### Entries from a dataset
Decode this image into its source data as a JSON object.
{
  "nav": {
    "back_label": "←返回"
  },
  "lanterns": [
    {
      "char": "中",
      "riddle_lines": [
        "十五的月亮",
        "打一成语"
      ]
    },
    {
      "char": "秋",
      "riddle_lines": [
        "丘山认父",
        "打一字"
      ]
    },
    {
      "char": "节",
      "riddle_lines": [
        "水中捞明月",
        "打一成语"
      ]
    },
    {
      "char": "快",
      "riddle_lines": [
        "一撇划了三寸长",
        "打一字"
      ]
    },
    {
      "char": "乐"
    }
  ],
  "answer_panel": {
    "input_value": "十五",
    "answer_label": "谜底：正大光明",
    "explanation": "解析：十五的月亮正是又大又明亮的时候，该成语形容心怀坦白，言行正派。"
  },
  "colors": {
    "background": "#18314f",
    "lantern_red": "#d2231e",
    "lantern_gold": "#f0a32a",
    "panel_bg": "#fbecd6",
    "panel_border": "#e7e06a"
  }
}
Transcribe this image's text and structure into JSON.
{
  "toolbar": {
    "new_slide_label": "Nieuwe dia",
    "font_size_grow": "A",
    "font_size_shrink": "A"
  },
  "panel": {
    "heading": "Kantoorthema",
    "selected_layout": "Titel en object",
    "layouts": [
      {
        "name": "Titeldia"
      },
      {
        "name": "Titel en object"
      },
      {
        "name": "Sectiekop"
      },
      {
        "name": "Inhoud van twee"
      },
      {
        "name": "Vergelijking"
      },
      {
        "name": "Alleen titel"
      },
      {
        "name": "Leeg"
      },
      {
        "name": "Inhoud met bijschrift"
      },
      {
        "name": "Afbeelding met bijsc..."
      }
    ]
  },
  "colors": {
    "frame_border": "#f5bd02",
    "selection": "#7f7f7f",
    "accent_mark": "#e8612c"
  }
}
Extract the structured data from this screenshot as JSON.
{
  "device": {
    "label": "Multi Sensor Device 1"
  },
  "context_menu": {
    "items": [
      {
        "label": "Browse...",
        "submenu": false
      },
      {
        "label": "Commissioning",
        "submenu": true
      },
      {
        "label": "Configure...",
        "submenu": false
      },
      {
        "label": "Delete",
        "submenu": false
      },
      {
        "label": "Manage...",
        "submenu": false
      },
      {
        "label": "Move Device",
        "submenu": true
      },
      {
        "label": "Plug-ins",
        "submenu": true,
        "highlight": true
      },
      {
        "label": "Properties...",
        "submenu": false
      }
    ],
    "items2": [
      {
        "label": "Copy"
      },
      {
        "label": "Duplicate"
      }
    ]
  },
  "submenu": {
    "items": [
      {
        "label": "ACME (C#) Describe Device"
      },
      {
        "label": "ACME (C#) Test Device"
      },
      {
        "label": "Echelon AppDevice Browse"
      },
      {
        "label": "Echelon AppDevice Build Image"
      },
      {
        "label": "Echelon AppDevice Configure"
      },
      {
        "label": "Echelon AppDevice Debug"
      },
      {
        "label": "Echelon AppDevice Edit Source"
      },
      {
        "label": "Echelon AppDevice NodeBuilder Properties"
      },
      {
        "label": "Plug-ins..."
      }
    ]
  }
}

### Short task
Scan the material line by line and report each one that contains "Echelon".

### Problem solution
        "label": "Echelon AppDevice Browse"
        "label": "Echelon AppDevice Build Image"
        "label": "Echelon AppDevice Configure"
        "label": "Echelon AppDevice Debug"
        "label": "Echelon AppDevice Edit Source"
        "label": "Echelon AppDevice NodeBuilder Properties"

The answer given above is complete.